# STATED TASK
Output the entries word for word. Omit images.

[Lines of data]
————

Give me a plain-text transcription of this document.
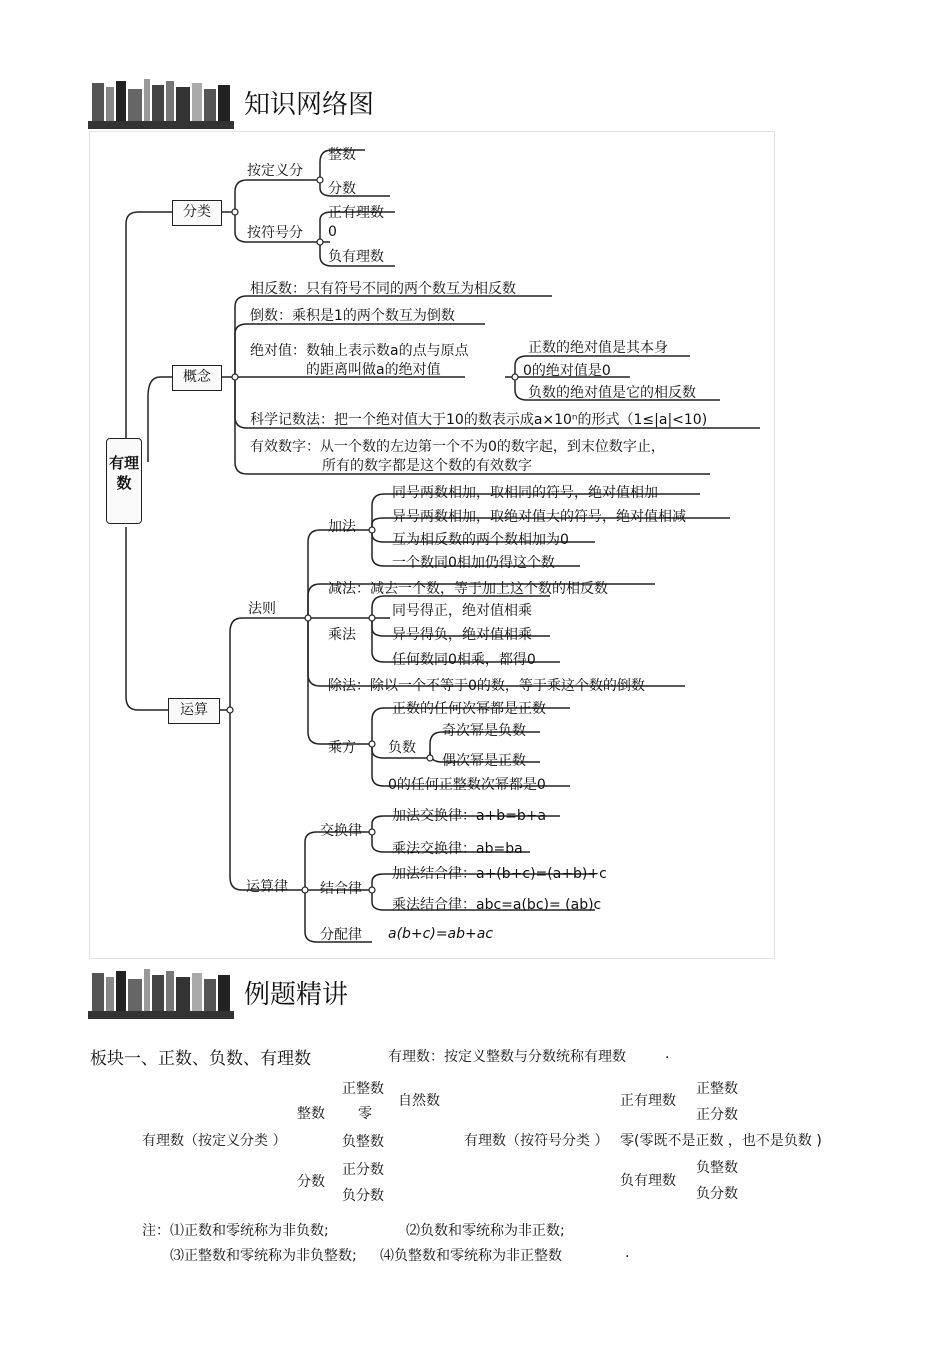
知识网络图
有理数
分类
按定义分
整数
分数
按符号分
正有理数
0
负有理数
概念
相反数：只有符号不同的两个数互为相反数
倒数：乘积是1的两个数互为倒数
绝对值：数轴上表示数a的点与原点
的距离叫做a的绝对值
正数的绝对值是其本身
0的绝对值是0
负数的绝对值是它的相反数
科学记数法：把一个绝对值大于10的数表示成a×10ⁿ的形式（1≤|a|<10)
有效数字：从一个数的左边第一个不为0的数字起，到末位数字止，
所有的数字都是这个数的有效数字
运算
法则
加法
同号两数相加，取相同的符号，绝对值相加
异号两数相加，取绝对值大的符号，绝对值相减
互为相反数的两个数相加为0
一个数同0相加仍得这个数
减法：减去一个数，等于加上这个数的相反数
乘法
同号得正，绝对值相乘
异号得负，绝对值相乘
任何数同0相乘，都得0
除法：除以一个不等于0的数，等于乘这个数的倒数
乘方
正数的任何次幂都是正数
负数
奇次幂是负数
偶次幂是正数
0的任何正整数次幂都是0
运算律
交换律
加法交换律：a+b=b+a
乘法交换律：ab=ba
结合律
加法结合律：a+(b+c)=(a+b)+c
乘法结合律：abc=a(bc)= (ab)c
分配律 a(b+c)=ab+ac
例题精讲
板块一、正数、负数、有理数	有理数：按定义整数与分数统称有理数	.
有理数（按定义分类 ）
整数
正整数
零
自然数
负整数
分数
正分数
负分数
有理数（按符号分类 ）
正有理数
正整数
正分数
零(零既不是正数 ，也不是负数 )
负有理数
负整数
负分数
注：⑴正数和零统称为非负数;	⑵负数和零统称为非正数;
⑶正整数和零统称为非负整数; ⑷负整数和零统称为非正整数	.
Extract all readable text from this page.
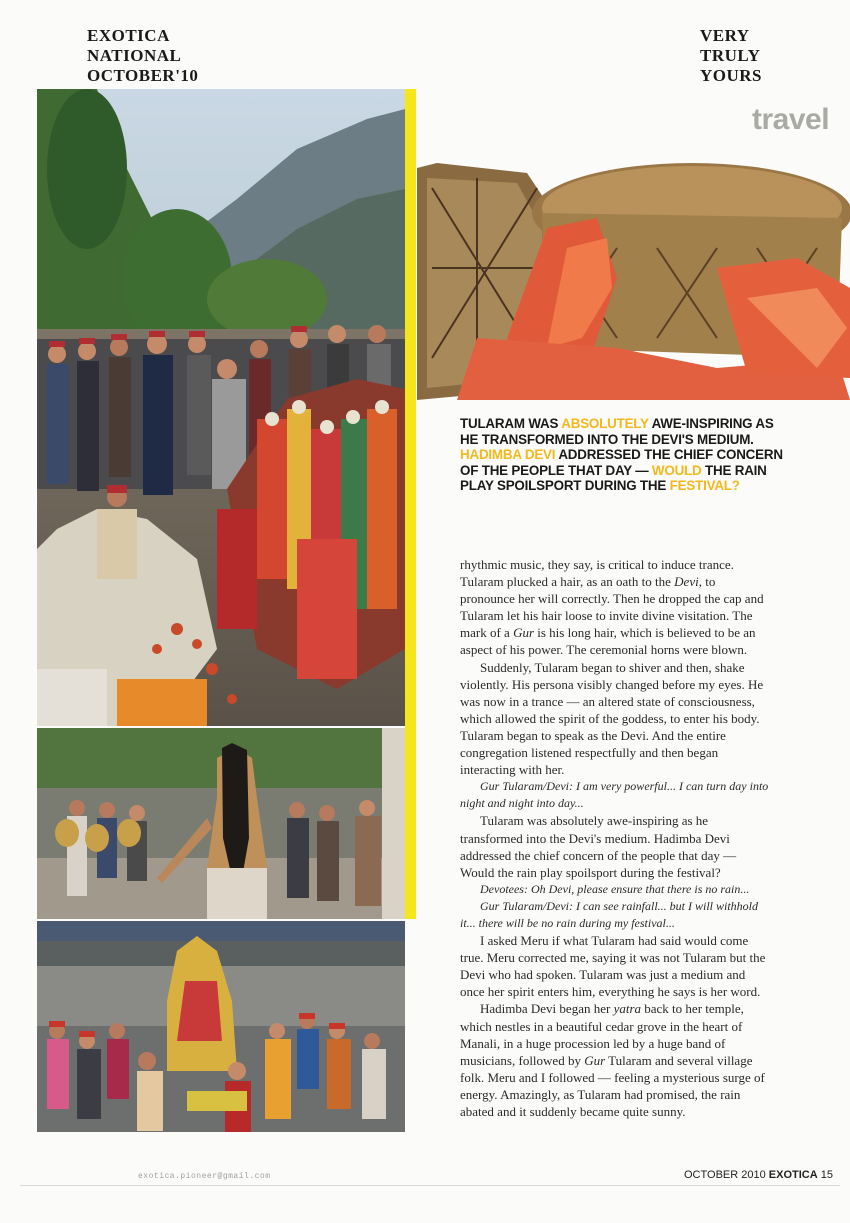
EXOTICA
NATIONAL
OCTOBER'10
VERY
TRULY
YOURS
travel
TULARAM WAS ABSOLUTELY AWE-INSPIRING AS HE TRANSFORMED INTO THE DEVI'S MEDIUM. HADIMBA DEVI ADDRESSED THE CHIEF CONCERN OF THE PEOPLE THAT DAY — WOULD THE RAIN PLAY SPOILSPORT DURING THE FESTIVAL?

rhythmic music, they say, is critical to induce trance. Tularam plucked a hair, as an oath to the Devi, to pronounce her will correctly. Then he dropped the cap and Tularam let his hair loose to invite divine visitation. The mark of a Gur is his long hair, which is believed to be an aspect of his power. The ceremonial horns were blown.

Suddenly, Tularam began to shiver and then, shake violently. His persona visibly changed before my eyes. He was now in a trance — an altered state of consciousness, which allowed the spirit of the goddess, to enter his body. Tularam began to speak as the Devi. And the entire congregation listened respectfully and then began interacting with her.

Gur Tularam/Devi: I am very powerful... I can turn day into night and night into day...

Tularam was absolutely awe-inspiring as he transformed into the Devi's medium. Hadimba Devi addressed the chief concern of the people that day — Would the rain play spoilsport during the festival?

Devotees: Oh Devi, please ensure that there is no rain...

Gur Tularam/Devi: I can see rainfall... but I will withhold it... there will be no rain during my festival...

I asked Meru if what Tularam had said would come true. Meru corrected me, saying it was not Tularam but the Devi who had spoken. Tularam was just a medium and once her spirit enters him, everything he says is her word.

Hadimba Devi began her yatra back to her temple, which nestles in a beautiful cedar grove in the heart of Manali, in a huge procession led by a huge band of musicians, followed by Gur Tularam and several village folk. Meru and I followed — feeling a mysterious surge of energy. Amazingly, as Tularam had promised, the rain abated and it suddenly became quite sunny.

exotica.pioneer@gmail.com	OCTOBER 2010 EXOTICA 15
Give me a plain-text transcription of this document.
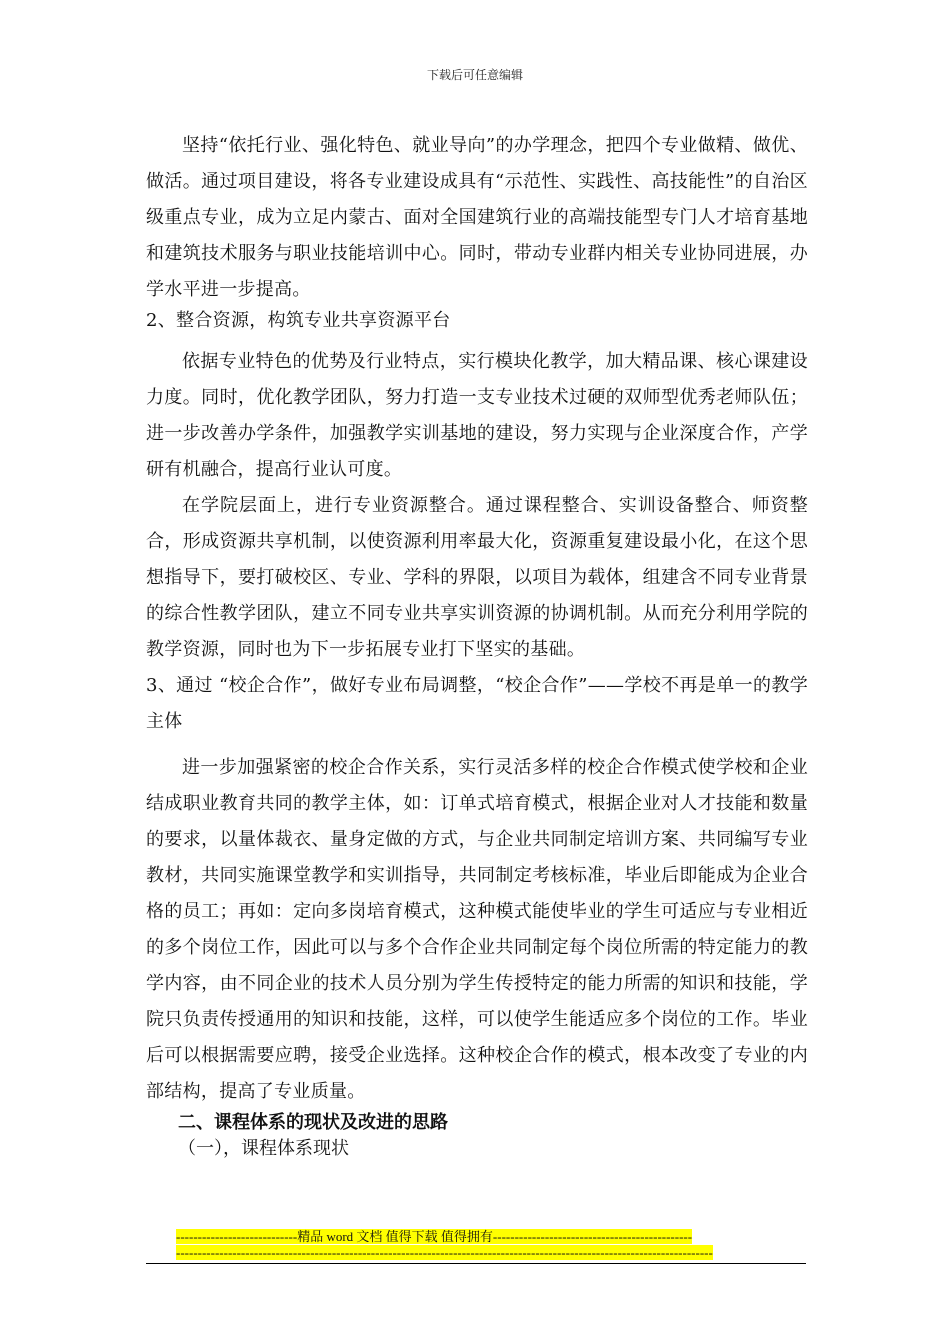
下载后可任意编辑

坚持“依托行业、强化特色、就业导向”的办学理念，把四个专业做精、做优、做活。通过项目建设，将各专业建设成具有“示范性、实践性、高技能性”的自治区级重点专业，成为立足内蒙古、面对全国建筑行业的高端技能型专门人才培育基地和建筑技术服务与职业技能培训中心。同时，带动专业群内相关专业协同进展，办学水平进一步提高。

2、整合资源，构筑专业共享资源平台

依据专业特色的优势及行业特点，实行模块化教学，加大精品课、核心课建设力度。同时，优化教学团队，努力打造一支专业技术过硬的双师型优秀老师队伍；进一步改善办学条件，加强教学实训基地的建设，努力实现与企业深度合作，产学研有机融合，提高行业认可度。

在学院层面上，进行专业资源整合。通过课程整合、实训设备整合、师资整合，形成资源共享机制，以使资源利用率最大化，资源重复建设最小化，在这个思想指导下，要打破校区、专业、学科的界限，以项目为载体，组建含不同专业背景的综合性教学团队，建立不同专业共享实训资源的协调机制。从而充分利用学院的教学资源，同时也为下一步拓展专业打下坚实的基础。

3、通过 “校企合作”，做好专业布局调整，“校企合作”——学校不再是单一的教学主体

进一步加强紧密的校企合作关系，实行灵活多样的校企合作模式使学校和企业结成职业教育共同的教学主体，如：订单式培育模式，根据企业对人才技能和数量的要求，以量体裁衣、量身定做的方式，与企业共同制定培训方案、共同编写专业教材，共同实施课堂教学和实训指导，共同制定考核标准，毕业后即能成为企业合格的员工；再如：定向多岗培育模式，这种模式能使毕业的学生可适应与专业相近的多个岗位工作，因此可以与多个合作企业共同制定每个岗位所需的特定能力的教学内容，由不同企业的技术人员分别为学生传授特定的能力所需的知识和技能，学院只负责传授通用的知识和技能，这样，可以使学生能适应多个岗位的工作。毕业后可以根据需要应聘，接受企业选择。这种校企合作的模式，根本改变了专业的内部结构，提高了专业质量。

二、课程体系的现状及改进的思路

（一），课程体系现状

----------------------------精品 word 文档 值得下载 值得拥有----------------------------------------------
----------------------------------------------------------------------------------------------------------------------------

————

# EXERCISE SOLUTION
Give me a plain-text transcription of this document.
知识网络图
有理数
分类
按定义分
整数
分数
按符号分
正有理数
0
负有理数
概念
相反数：只有符号不同的两个数互为相反数
倒数：乘积是1的两个数互为倒数
绝对值：数轴上表示数a的点与原点
的距离叫做a的绝对值
正数的绝对值是其本身
0的绝对值是0
负数的绝对值是它的相反数
科学记数法：把一个绝对值大于10的数表示成a×10ⁿ的形式（1≤|a|<10)
有效数字：从一个数的左边第一个不为0的数字起，到末位数字止，
所有的数字都是这个数的有效数字
运算
法则
加法
同号两数相加，取相同的符号，绝对值相加
异号两数相加，取绝对值大的符号，绝对值相减
互为相反数的两个数相加为0
一个数同0相加仍得这个数
减法：减去一个数，等于加上这个数的相反数
乘法
同号得正，绝对值相乘
异号得负，绝对值相乘
任何数同0相乘，都得0
除法：除以一个不等于0的数，等于乘这个数的倒数
乘方
正数的任何次幂都是正数
负数
奇次幂是负数
偶次幂是正数
0的任何正整数次幂都是0
运算律
交换律
加法交换律：a+b=b+a
乘法交换律：ab=ba
结合律
加法结合律：a+(b+c)=(a+b)+c
乘法结合律：abc=a(bc)= (ab)c
分配律 a(b+c)=ab+ac
例题精讲
板块一、正数、负数、有理数	有理数：按定义整数与分数统称有理数	.
有理数（按定义分类 ）
整数
正整数
零
自然数
负整数
分数
正分数
负分数
有理数（按符号分类 ）
正有理数
正整数
正分数
零(零既不是正数 ，也不是负数 )
负有理数
负整数
负分数
注：⑴正数和零统称为非负数;	⑵负数和零统称为非正数;
⑶正整数和零统称为非负整数; ⑷负整数和零统称为非正整数	.
Extract all readable text from this page.
EXOTICA
NATIONAL
OCTOBER'10
VERY
TRULY
YOURS
travel
TULARAM WAS ABSOLUTELY AWE-INSPIRING AS HE TRANSFORMED INTO THE DEVI'S MEDIUM. HADIMBA DEVI ADDRESSED THE CHIEF CONCERN OF THE PEOPLE THAT DAY — WOULD THE RAIN PLAY SPOILSPORT DURING THE FESTIVAL?

rhythmic music, they say, is critical to induce trance. Tularam plucked a hair, as an oath to the Devi, to pronounce her will correctly. Then he dropped the cap and Tularam let his hair loose to invite divine visitation. The mark of a Gur is his long hair, which is believed to be an aspect of his power. The ceremonial horns were blown.

Suddenly, Tularam began to shiver and then, shake violently. His persona visibly changed before my eyes. He was now in a trance — an altered state of consciousness, which allowed the spirit of the goddess, to enter his body. Tularam began to speak as the Devi. And the entire congregation listened respectfully and then began interacting with her.

Gur Tularam/Devi: I am very powerful... I can turn day into night and night into day...

Tularam was absolutely awe-inspiring as he transformed into the Devi's medium. Hadimba Devi addressed the chief concern of the people that day — Would the rain play spoilsport during the festival?

Devotees: Oh Devi, please ensure that there is no rain...

Gur Tularam/Devi: I can see rainfall... but I will withhold it... there will be no rain during my festival...

I asked Meru if what Tularam had said would come true. Meru corrected me, saying it was not Tularam but the Devi who had spoken. Tularam was just a medium and once her spirit enters him, everything he says is her word.

Hadimba Devi began her yatra back to her temple, which nestles in a beautiful cedar grove in the heart of Manali, in a huge procession led by a huge band of musicians, followed by Gur Tularam and several village folk. Meru and I followed — feeling a mysterious surge of energy. Amazingly, as Tularam had promised, the rain abated and it suddenly became quite sunny.

exotica.pioneer@gmail.com	OCTOBER 2010 EXOTICA 15
Give me a plain-text transcription of this document.
下载后可任意编辑

坚持“依托行业、强化特色、就业导向”的办学理念，把四个专业做精、做优、做活。通过项目建设，将各专业建设成具有“示范性、实践性、高技能性”的自治区级重点专业，成为立足内蒙古、面对全国建筑行业的高端技能型专门人才培育基地和建筑技术服务与职业技能培训中心。同时，带动专业群内相关专业协同进展，办学水平进一步提高。

2、整合资源，构筑专业共享资源平台

依据专业特色的优势及行业特点，实行模块化教学，加大精品课、核心课建设力度。同时，优化教学团队，努力打造一支专业技术过硬的双师型优秀老师队伍；进一步改善办学条件，加强教学实训基地的建设，努力实现与企业深度合作，产学研有机融合，提高行业认可度。

在学院层面上，进行专业资源整合。通过课程整合、实训设备整合、师资整合，形成资源共享机制，以使资源利用率最大化，资源重复建设最小化，在这个思想指导下，要打破校区、专业、学科的界限，以项目为载体，组建含不同专业背景的综合性教学团队，建立不同专业共享实训资源的协调机制。从而充分利用学院的教学资源，同时也为下一步拓展专业打下坚实的基础。

3、通过 “校企合作”，做好专业布局调整，“校企合作”——学校不再是单一的教学主体

进一步加强紧密的校企合作关系，实行灵活多样的校企合作模式使学校和企业结成职业教育共同的教学主体，如：订单式培育模式，根据企业对人才技能和数量的要求，以量体裁衣、量身定做的方式，与企业共同制定培训方案、共同编写专业教材，共同实施课堂教学和实训指导，共同制定考核标准，毕业后即能成为企业合格的员工；再如：定向多岗培育模式，这种模式能使毕业的学生可适应与专业相近的多个岗位工作，因此可以与多个合作企业共同制定每个岗位所需的特定能力的教学内容，由不同企业的技术人员分别为学生传授特定的能力所需的知识和技能，学院只负责传授通用的知识和技能，这样，可以使学生能适应多个岗位的工作。毕业后可以根据需要应聘，接受企业选择。这种校企合作的模式，根本改变了专业的内部结构，提高了专业质量。

二、课程体系的现状及改进的思路

（一），课程体系现状

----------------------------精品 word 文档 值得下载 值得拥有----------------------------------------------
----------------------------------------------------------------------------------------------------------------------------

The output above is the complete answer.